* _Stored data entries_

►

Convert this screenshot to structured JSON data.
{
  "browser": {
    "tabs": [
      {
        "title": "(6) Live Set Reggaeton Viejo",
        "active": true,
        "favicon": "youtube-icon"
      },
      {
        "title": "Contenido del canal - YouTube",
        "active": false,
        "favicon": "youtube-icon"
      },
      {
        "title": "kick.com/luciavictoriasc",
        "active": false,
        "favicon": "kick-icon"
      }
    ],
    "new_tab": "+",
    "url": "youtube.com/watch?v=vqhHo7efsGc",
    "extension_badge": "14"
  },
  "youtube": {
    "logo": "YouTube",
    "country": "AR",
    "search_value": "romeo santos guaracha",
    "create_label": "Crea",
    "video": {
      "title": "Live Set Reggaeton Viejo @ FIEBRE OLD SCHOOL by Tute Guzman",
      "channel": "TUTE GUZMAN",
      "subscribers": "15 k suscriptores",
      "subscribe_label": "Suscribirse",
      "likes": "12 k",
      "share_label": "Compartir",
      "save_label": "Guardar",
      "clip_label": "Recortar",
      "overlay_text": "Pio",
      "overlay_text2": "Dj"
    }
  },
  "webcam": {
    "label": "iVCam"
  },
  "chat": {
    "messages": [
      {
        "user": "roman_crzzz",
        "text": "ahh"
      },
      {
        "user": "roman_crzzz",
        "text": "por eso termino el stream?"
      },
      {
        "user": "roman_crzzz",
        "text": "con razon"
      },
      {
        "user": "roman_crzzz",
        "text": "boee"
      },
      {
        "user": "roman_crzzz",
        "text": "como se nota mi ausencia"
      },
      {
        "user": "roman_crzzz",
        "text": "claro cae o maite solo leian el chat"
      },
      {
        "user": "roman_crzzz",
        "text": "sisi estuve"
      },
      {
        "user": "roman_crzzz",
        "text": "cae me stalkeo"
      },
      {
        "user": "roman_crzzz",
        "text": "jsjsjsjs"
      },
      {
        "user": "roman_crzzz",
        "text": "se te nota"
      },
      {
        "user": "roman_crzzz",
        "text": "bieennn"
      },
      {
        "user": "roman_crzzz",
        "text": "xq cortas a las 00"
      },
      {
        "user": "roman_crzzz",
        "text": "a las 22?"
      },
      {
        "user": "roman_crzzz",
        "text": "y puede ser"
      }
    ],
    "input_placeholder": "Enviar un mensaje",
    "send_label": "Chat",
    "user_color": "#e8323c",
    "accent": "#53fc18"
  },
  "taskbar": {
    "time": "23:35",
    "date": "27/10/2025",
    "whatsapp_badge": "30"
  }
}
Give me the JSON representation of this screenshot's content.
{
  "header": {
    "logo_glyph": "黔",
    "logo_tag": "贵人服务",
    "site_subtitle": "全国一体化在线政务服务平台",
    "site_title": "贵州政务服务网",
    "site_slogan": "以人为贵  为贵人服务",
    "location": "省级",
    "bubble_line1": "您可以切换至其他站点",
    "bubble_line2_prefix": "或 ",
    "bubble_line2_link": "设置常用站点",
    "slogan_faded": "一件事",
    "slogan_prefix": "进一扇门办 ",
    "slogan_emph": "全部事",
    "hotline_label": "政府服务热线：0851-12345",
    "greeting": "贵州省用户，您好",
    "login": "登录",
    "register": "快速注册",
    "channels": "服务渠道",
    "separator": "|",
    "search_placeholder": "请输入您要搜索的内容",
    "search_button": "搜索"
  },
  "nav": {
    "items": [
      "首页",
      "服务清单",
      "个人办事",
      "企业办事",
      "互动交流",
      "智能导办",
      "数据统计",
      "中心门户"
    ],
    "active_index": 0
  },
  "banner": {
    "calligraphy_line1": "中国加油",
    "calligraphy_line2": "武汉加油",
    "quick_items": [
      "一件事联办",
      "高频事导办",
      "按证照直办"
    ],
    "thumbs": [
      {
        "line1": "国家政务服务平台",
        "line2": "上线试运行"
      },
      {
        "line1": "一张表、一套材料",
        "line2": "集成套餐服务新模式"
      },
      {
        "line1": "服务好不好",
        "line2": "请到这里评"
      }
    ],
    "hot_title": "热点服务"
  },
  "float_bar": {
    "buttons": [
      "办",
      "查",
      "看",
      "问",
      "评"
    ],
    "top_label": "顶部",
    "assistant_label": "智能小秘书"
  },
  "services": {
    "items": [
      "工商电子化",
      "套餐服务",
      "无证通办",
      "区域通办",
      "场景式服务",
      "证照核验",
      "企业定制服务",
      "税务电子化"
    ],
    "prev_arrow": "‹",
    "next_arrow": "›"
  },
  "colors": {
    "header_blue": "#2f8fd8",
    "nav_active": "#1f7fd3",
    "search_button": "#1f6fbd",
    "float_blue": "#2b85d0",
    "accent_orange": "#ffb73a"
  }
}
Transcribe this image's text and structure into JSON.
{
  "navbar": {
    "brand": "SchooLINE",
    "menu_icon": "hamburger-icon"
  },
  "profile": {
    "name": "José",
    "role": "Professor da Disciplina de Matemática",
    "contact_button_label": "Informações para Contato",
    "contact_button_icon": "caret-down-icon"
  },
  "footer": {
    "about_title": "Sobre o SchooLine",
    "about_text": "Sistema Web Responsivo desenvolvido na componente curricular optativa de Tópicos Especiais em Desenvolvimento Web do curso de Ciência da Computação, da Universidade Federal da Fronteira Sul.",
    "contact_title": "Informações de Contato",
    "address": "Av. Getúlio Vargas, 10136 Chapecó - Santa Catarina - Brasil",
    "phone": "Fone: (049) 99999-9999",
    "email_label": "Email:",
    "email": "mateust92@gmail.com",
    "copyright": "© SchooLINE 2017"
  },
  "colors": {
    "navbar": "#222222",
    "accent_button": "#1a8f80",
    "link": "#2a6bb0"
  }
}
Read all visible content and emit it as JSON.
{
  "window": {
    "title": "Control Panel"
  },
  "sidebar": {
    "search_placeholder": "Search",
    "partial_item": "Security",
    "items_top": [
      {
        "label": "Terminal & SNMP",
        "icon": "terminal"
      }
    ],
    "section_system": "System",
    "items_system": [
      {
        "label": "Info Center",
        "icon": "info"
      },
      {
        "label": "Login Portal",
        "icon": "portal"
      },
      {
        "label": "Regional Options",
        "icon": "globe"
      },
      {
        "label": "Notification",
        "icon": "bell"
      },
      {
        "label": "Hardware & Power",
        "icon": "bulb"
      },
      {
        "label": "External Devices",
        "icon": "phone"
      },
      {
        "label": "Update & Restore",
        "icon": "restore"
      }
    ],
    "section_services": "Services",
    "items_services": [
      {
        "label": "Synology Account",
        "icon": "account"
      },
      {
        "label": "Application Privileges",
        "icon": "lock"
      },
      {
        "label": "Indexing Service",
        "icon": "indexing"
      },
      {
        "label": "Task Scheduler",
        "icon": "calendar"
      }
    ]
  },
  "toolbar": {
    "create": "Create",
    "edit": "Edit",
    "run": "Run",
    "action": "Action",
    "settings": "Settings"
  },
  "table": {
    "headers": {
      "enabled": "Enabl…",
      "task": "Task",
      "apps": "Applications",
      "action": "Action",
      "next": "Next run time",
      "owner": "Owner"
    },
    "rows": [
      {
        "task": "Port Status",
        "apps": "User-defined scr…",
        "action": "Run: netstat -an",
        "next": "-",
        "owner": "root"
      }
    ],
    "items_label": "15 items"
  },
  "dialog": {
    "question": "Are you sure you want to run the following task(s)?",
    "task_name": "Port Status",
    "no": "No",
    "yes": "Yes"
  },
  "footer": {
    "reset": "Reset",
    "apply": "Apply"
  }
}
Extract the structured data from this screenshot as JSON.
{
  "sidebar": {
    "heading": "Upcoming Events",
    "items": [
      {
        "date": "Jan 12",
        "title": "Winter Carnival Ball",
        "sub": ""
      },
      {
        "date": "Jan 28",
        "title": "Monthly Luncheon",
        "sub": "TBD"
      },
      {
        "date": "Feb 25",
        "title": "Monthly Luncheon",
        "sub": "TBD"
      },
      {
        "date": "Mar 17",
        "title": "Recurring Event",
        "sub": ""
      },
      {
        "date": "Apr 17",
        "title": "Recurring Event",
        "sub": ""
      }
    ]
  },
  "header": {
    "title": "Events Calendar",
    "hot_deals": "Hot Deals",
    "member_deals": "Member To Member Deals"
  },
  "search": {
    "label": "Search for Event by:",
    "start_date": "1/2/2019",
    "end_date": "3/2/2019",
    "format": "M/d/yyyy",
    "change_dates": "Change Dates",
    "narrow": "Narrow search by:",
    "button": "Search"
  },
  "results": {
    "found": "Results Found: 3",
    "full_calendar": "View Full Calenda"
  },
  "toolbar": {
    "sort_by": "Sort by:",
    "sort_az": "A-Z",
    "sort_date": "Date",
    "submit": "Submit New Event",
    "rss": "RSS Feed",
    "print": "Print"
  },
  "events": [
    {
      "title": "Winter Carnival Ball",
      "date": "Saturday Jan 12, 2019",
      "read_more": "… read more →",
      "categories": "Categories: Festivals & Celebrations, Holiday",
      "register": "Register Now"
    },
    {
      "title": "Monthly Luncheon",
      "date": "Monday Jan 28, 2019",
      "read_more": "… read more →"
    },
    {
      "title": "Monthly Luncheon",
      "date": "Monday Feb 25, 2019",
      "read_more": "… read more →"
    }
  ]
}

◄

* _EXERCISE_
Gather all lines of the records that include the word "kick".

* _SOLUTION TO THIS PROBLEM_
        "title": "kick.com/luciavictoriasc",
        "favicon": "kick-icon"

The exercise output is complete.